⟨

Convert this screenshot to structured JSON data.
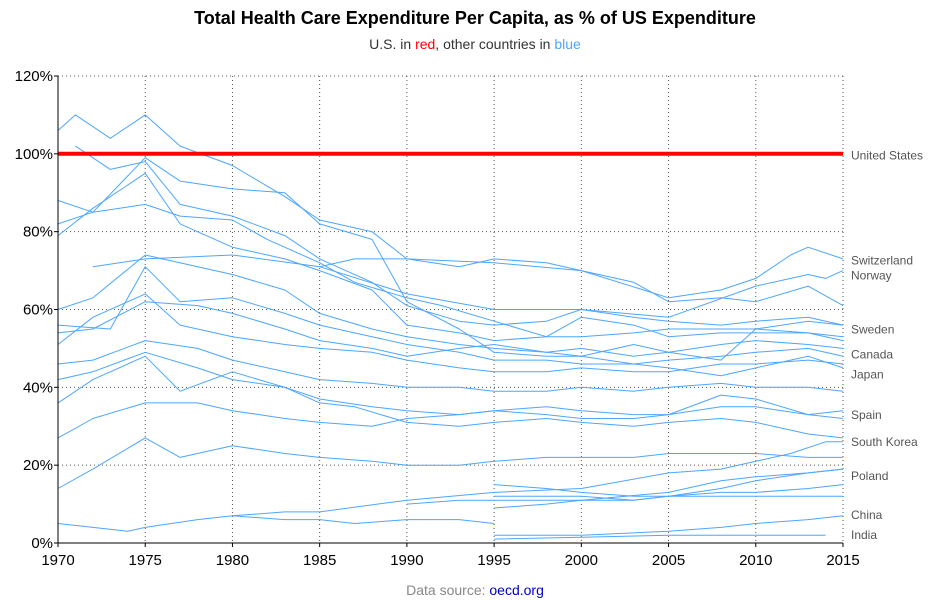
{
  "title": "Total Health Care Expenditure Per Capita, as % of US Expenditure",
  "subtitle": {
    "prefix": "U.S. in ",
    "red_word": "red",
    "middle": ", other countries in ",
    "blue_word": "blue"
  },
  "source": {
    "prefix": "Data source: ",
    "link_text": "oecd.org"
  },
  "colors": {
    "us": "#ff0000",
    "other": "#4da6ff",
    "grid": "#555555",
    "country_label": "#555555",
    "highlight_tick": "#ff0000"
  },
  "chart_data": {
    "type": "line",
    "xlim": [
      1970,
      2015
    ],
    "ylim": [
      0,
      120
    ],
    "x_ticks": [
      1970,
      1975,
      1980,
      1985,
      1990,
      1995,
      2000,
      2005,
      2010,
      2015
    ],
    "x_tick_labels": [
      "1970",
      "1975",
      "1980",
      "1985",
      "1990",
      "1995",
      "2000",
      "2005",
      "2010",
      "2015"
    ],
    "y_ticks": [
      0,
      20,
      40,
      60,
      80,
      100,
      120
    ],
    "y_tick_labels": [
      "0%",
      "20%",
      "40%",
      "60%",
      "80%",
      "100%",
      "120%"
    ],
    "grid": "dotted",
    "highlight_series": "United States",
    "country_labels": [
      {
        "text": "United States",
        "y": 99.6
      },
      {
        "text": "Switzerland",
        "y": 72.6
      },
      {
        "text": "Norway",
        "y": 68.8
      },
      {
        "text": "Sweden",
        "y": 54.8
      },
      {
        "text": "Canada",
        "y": 48.4
      },
      {
        "text": "Japan",
        "y": 43.3
      },
      {
        "text": "Spain",
        "y": 32.9
      },
      {
        "text": "South Korea",
        "y": 25.9
      },
      {
        "text": "Poland",
        "y": 17.2
      },
      {
        "text": "China",
        "y": 7.2
      },
      {
        "text": "India",
        "y": 2.0
      }
    ],
    "series": [
      {
        "name": "United States",
        "x": [
          1970,
          1975,
          1980,
          1985,
          1990,
          1995,
          2000,
          2005,
          2010,
          2015
        ],
        "values": [
          100,
          100,
          100,
          100,
          100,
          100,
          100,
          100,
          100,
          100
        ]
      },
      {
        "name": "Switzerland",
        "x": [
          1985,
          1987,
          1990,
          1995,
          2000,
          2005,
          2008,
          2010,
          2012,
          2013,
          2015
        ],
        "values": [
          71,
          73,
          73,
          72,
          70,
          63,
          65,
          68,
          74,
          76,
          73
        ]
      },
      {
        "name": "Norway",
        "x": [
          1972,
          1975,
          1980,
          1985,
          1990,
          1995,
          2000,
          2005,
          2010,
          2013,
          2014,
          2015
        ],
        "values": [
          71,
          73,
          74,
          71,
          64,
          60,
          60,
          58,
          66,
          69,
          68,
          70
        ]
      },
      {
        "name": "Sweden",
        "x": [
          1970,
          1972,
          1975,
          1977,
          1980,
          1983,
          1985,
          1988,
          1990,
          1993,
          1995,
          1998,
          2000,
          2003,
          2005,
          2008,
          2010,
          2013,
          2015
        ],
        "values": [
          88,
          85,
          99,
          93,
          91,
          90,
          82,
          78,
          62,
          55,
          49,
          48,
          48,
          51,
          49,
          47,
          55,
          57,
          56
        ]
      },
      {
        "name": "Canada",
        "x": [
          1970,
          1972,
          1975,
          1977,
          1980,
          1982,
          1985,
          1987,
          1990,
          1992,
          1995,
          1998,
          2000,
          2003,
          2005,
          2008,
          2010,
          2013,
          2015
        ],
        "values": [
          82,
          85,
          87,
          84,
          83,
          78,
          72,
          67,
          63,
          61,
          57,
          53,
          53,
          54,
          55,
          55,
          55,
          54,
          53
        ]
      },
      {
        "name": "Japan",
        "x": [
          1970,
          1972,
          1975,
          1978,
          1980,
          1983,
          1985,
          1988,
          1990,
          1993,
          1995,
          1998,
          2000,
          2003,
          2005,
          2008,
          2010,
          2013,
          2015
        ],
        "values": [
          54,
          55,
          62,
          61,
          59,
          55,
          52,
          50,
          48,
          50,
          51,
          49,
          48,
          46,
          45,
          43,
          45,
          48,
          45
        ]
      },
      {
        "name": "Spain",
        "x": [
          1970,
          1972,
          1975,
          1978,
          1980,
          1983,
          1985,
          1988,
          1990,
          1993,
          1995,
          1998,
          2000,
          2003,
          2005,
          2008,
          2010,
          2013,
          2015
        ],
        "values": [
          27,
          32,
          36,
          36,
          34,
          32,
          31,
          30,
          32,
          33,
          34,
          33,
          32,
          32,
          33,
          38,
          37,
          33,
          32
        ]
      },
      {
        "name": "South Korea",
        "x": [
          1980,
          1983,
          1985,
          1990,
          1995,
          2000,
          2005,
          2008,
          2010,
          2012,
          2014,
          2015
        ],
        "values": [
          7,
          8,
          8,
          11,
          13,
          14,
          18,
          19,
          21,
          23,
          26,
          26
        ]
      },
      {
        "name": "Poland",
        "x": [
          1990,
          1993,
          1995,
          2000,
          2005,
          2008,
          2010,
          2013,
          2015
        ],
        "values": [
          10,
          11,
          11,
          11,
          13,
          16,
          17,
          18,
          19
        ]
      },
      {
        "name": "China",
        "x": [
          1995,
          2000,
          2005,
          2008,
          2010,
          2013,
          2015
        ],
        "values": [
          2,
          2,
          3,
          4,
          5,
          6,
          7
        ]
      },
      {
        "name": "India",
        "x": [
          1995,
          2000,
          2005,
          2010,
          2014
        ],
        "values": [
          1,
          1.5,
          2,
          2,
          2
        ]
      },
      {
        "name": "",
        "x": [
          1970,
          1971,
          1973,
          1975,
          1977,
          1980,
          1983,
          1985,
          1988,
          1990,
          1993,
          1995,
          1998,
          2000,
          2003,
          2005,
          2008,
          2010,
          2013,
          2015
        ],
        "values": [
          106,
          110,
          104,
          110,
          102,
          97,
          89,
          83,
          80,
          73,
          71,
          73,
          72,
          70,
          67,
          62,
          63,
          62,
          66,
          61
        ]
      },
      {
        "name": "",
        "x": [
          1971,
          1973,
          1975,
          1977,
          1980,
          1983,
          1985,
          1988,
          1990,
          1993,
          1995,
          1998,
          2000,
          2003,
          2005,
          2008,
          2010,
          2013,
          2015
        ],
        "values": [
          102,
          96,
          98,
          87,
          84,
          79,
          73,
          67,
          61,
          57,
          56,
          57,
          60,
          58,
          57,
          56,
          57,
          58,
          56
        ]
      },
      {
        "name": "",
        "x": [
          1970,
          1972,
          1975,
          1977,
          1980,
          1983,
          1985,
          1988,
          1990,
          1993,
          1995,
          1998,
          2000,
          2003,
          2005,
          2008,
          2010,
          2013,
          2015
        ],
        "values": [
          79,
          86,
          95,
          82,
          76,
          73,
          70,
          65,
          56,
          54,
          52,
          53,
          58,
          56,
          53,
          54,
          54,
          54,
          52
        ]
      },
      {
        "name": "",
        "x": [
          1970,
          1972,
          1975,
          1978,
          1980,
          1983,
          1985,
          1988,
          1990,
          1993,
          1995,
          1998,
          2000,
          2003,
          2005,
          2008,
          2010,
          2013,
          2015
        ],
        "values": [
          60,
          63,
          74,
          71,
          69,
          65,
          59,
          55,
          53,
          51,
          50,
          49,
          50,
          48,
          49,
          51,
          52,
          51,
          50
        ]
      },
      {
        "name": "",
        "x": [
          1970,
          1973,
          1975,
          1977,
          1980,
          1983,
          1985,
          1988,
          1990,
          1993,
          1995,
          1998,
          2000,
          2003,
          2005,
          2008,
          2010,
          2013,
          2015
        ],
        "values": [
          56,
          55,
          71,
          62,
          63,
          59,
          56,
          53,
          51,
          49,
          47,
          47,
          46,
          46,
          47,
          48,
          49,
          50,
          48
        ]
      },
      {
        "name": "",
        "x": [
          1970,
          1972,
          1975,
          1977,
          1980,
          1983,
          1985,
          1988,
          1990,
          1993,
          1995,
          1998,
          2000,
          2003,
          2005,
          2008,
          2010,
          2013,
          2015
        ],
        "values": [
          51,
          58,
          64,
          56,
          53,
          51,
          50,
          49,
          47,
          45,
          44,
          44,
          45,
          44,
          44,
          46,
          46,
          47,
          46
        ]
      },
      {
        "name": "",
        "x": [
          1970,
          1972,
          1975,
          1978,
          1980,
          1983,
          1985,
          1988,
          1990,
          1993,
          1995,
          1998,
          2000,
          2003,
          2005,
          2008,
          2010,
          2013,
          2015
        ],
        "values": [
          46,
          47,
          52,
          50,
          47,
          44,
          42,
          41,
          40,
          40,
          39,
          39,
          40,
          39,
          40,
          41,
          40,
          40,
          39
        ]
      },
      {
        "name": "",
        "x": [
          1970,
          1972,
          1975,
          1978,
          1980,
          1983,
          1985,
          1988,
          1990,
          1993,
          1995,
          1998,
          2000,
          2003,
          2005,
          2008,
          2010,
          2013,
          2015
        ],
        "values": [
          42,
          44,
          49,
          45,
          42,
          40,
          37,
          35,
          34,
          33,
          34,
          35,
          34,
          33,
          33,
          35,
          35,
          33,
          34
        ]
      },
      {
        "name": "",
        "x": [
          1970,
          1972,
          1975,
          1977,
          1980,
          1983,
          1985,
          1987,
          1990,
          1993,
          1995,
          1998,
          2000,
          2003,
          2005,
          2008,
          2010,
          2013,
          2015
        ],
        "values": [
          36,
          42,
          48,
          39,
          44,
          40,
          36,
          35,
          31,
          30,
          31,
          32,
          31,
          30,
          31,
          32,
          31,
          28,
          27
        ]
      },
      {
        "name": "",
        "x": [
          1970,
          1972,
          1975,
          1977,
          1980,
          1983,
          1985,
          1988,
          1990,
          1993,
          1995,
          1998,
          2000,
          2003,
          2005,
          2008,
          2010,
          2013,
          2015
        ],
        "values": [
          14,
          19,
          27,
          22,
          25,
          23,
          22,
          21,
          20,
          20,
          21,
          22,
          22,
          22,
          23,
          23,
          23,
          22,
          22
        ]
      },
      {
        "name": "",
        "x": [
          1970,
          1972,
          1974,
          1975,
          1978,
          1980,
          1983,
          1985,
          1987,
          1990,
          1993,
          1995
        ],
        "values": [
          5,
          4,
          3,
          4,
          6,
          7,
          6,
          6,
          5,
          6,
          6,
          5
        ]
      },
      {
        "name": "",
        "x": [
          1995,
          1998,
          2000,
          2003,
          2005,
          2008,
          2010,
          2013,
          2015
        ],
        "values": [
          15,
          14,
          13,
          12,
          12,
          14,
          16,
          18,
          19
        ]
      },
      {
        "name": "",
        "x": [
          1995,
          1998,
          2000,
          2003,
          2005,
          2008,
          2010,
          2013,
          2015
        ],
        "values": [
          12,
          12,
          12,
          11,
          12,
          13,
          13,
          14,
          15
        ]
      },
      {
        "name": "",
        "x": [
          1995,
          1998,
          2000,
          2003,
          2005,
          2008,
          2010,
          2013,
          2015
        ],
        "values": [
          9,
          10,
          11,
          11,
          12,
          12,
          12,
          12,
          12
        ]
      }
    ]
  }
}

⟩

_Goal_. Identify every line above that includes the word "States", and show those lines.

_Solution to this problem_.
    "highlight_series": "United States",
        "text": "United States",
        "name": "United States",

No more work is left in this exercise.